• **EXTRACTED TEXT**:
○ ○ ○ ○ ○ ○ ○

But there were other theories. One person thought that the laugher might have been a friend of a couple of the actors, who reacted whenever one of them entered the on-stage conversation. Another theory was that the laugher was reacting when the actors made certain expressive faces. These are obviously overlapping theories, and many others might be devised as well.
Is it possible this laugher was the one person who best understood and reacted to Chekhov's special comic gift? What you have suggested is, in fact, a pretty good description of Chekhovian comedy. His characters don't really listen to each other. Someone once said there is no dialogue in Chekhov; only interrupted monologues. They change the subject because they don't know what the subject is; they have not been listening.Now, Liberman says the laugh leader was "loud" and goes on to describe the actors seemingly reacting negatively to the laughing. So, it seems as though the laughing was bad in some special way that makes Bell's comment an incomplete response.

○ ○ ○ ○ ○ ○ ○

• **LISTED ENTRIES**:

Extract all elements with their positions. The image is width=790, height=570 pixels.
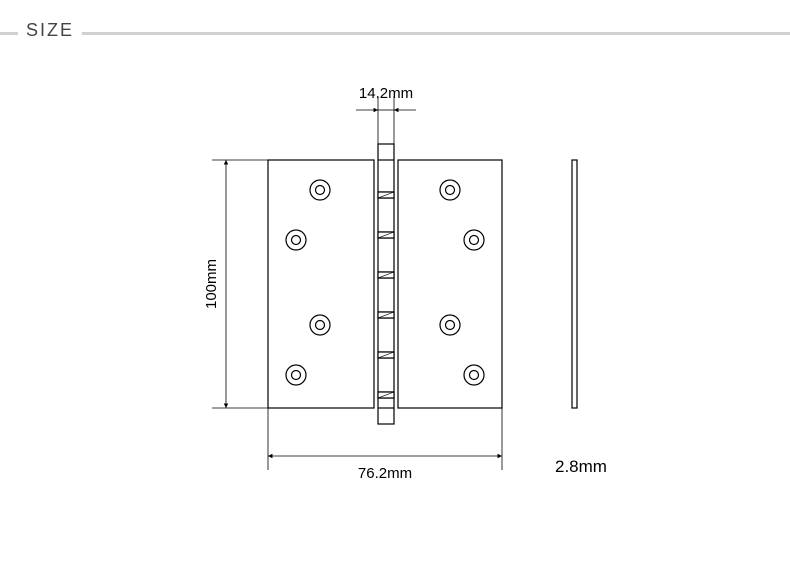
svg-text:2.8mm: 2.8mm	[555, 457, 607, 476]
svg-text:100mm: 100mm	[203, 259, 220, 309]
technical-drawing: 100mm 76.2mm 14.2mm 2.8mm	[0, 0, 790, 570]
svg-text:76.2mm: 76.2mm	[358, 465, 412, 482]
svg-text:14.2mm: 14.2mm	[359, 85, 413, 102]
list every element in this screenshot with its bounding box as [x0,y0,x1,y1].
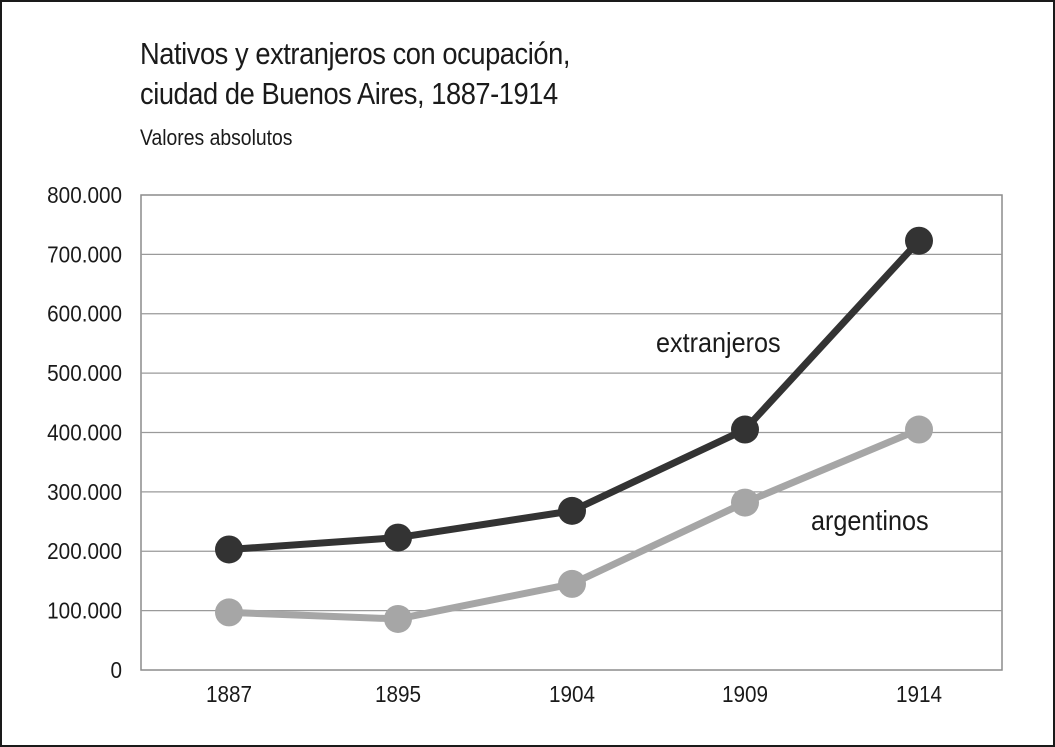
data-point-extranjeros [905,226,933,255]
chart-title-line-1: Nativos y extranjeros con ocupación, [140,36,570,71]
data-point-argentinos [905,415,933,444]
y-tick-label: 700.000 [47,241,122,267]
x-tick-label: 1887 [206,681,252,707]
chart-subtitle: Valores absolutos [140,125,293,150]
x-tick-label: 1909 [722,681,768,707]
data-point-argentinos [215,598,243,627]
data-point-extranjeros [215,535,243,564]
y-tick-label: 200.000 [47,538,122,564]
data-point-extranjeros [558,496,586,525]
y-tick-label: 600.000 [47,301,122,327]
data-point-argentinos [384,604,412,633]
y-tick-label: 500.000 [47,360,122,386]
x-tick-label: 1914 [896,681,942,707]
data-point-extranjeros [384,523,412,552]
chart-title: Nativos y extranjeros con ocupación, ciu… [140,34,570,114]
y-axis-ticks: 0 100.000 200.000 300.000 400.000 500.000 600.… [47,182,122,683]
series-label-argentinos: argentinos [811,505,929,537]
x-tick-label: 1895 [375,681,421,707]
y-tick-label: 400.000 [47,419,122,445]
data-point-argentinos [731,488,759,517]
chart-title-line-2: ciudad de Buenos Aires, 1887-1914 [140,76,558,111]
y-tick-label: 800.000 [47,182,122,208]
x-tick-label: 1904 [549,681,595,707]
x-axis-ticks: 1887 1895 1904 1909 1914 [206,681,942,707]
series-group [215,226,933,633]
y-tick-label: 300.000 [47,479,122,505]
y-tick-label: 100.000 [47,598,122,624]
y-tick-label: 0 [110,657,122,683]
series-label-extranjeros: extranjeros [656,327,781,359]
gridlines [141,253,1002,612]
data-point-extranjeros [731,415,759,444]
data-point-argentinos [558,569,586,598]
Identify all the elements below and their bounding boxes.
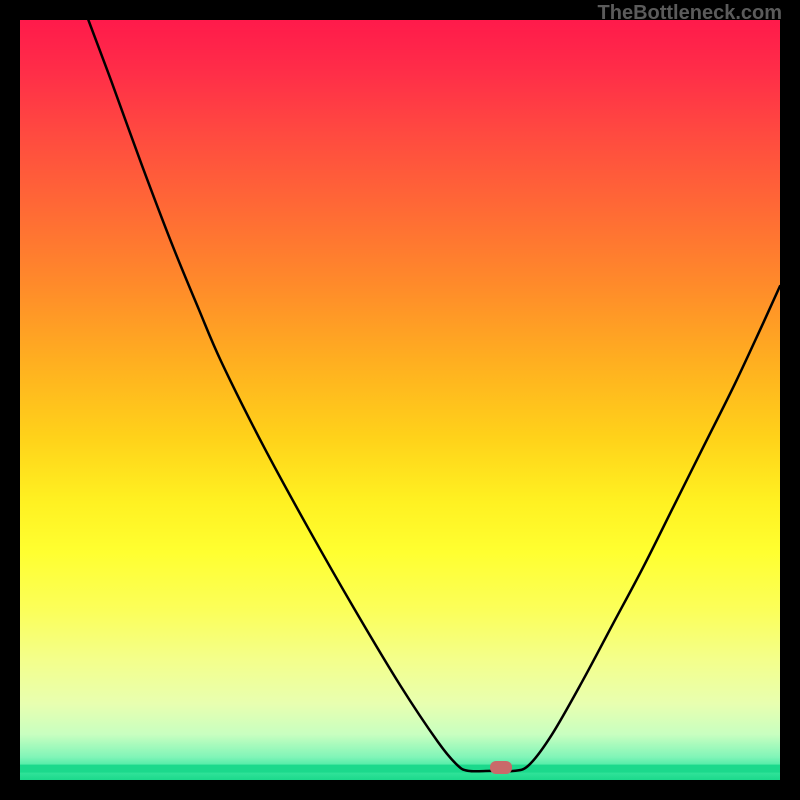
gradient-background (20, 20, 780, 780)
plot-area (20, 20, 780, 780)
chart-container: TheBottleneck.com (0, 0, 800, 800)
plot-svg (20, 20, 780, 780)
watermark-text: TheBottleneck.com (598, 2, 782, 25)
baseline-stripe (20, 765, 780, 773)
minimum-marker (490, 761, 512, 774)
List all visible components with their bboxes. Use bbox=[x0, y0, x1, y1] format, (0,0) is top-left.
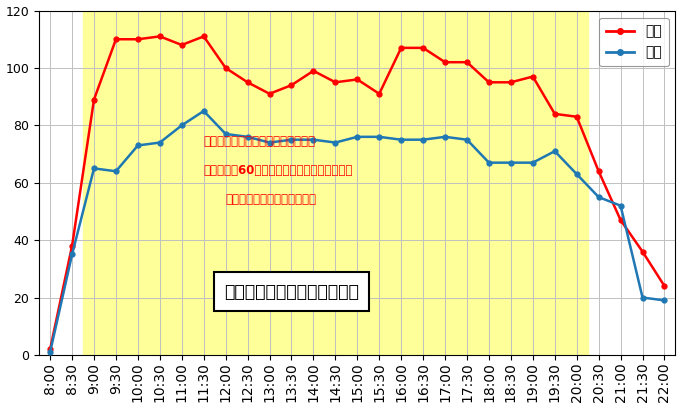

○ ○ ○ ○ ○ ○ ○

• **SHORT PROBLEM A**: Based on the passage about the laugher at the Chekhov performance, mark each statement yes or no, and quote the words from the passage that decide it: (i) One theory held that the laugher knew some of the actors. (ii) The passage calls the theories entirely separate from one another. (iii) Liberman describes the laugh leader as quiet.
• **SHORT PROBLEM B**: Write the next part of the passage about the laugher at the Chekhov performance, picking up after its final sentence.

• **EXPECTED ANSWER A**:
(i) Yes: "the laugher might have been a friend of a couple of the actors"
(ii) No: "These are obviously overlapping theories"
(iii) No: "Liberman says the laugh leader was "loud""

• **EXPECTED ANSWER B**:
But I am very interested in laugh leading. When I go to the movies or a play, I find that I myself am a laugh leader. It don't laugh loudly, but I am the first person to laugh at a lot of things, and I get other people laughing. I'm not trying to go first. It's just that a lot of Americans — especially at high-art type movies and plays — are too polite or insecure about laughing. They'll sit there silently while all sorts of subtly funny things are happening as if they need to laugh lines and broad comedy to give them confidence. People seem to be unsure of their own perceptions or just numbed to nonobvious comedy.
A good laugh leader can lubricate the audience and intensify the pleasure of witnessing a performance with others. Of course, a bad laugh leader is a problem, especially if there are live actors on stage. But it's that fear of laughing first and laughing wrongly that holds so many people back and puts a premium on good laugh leading.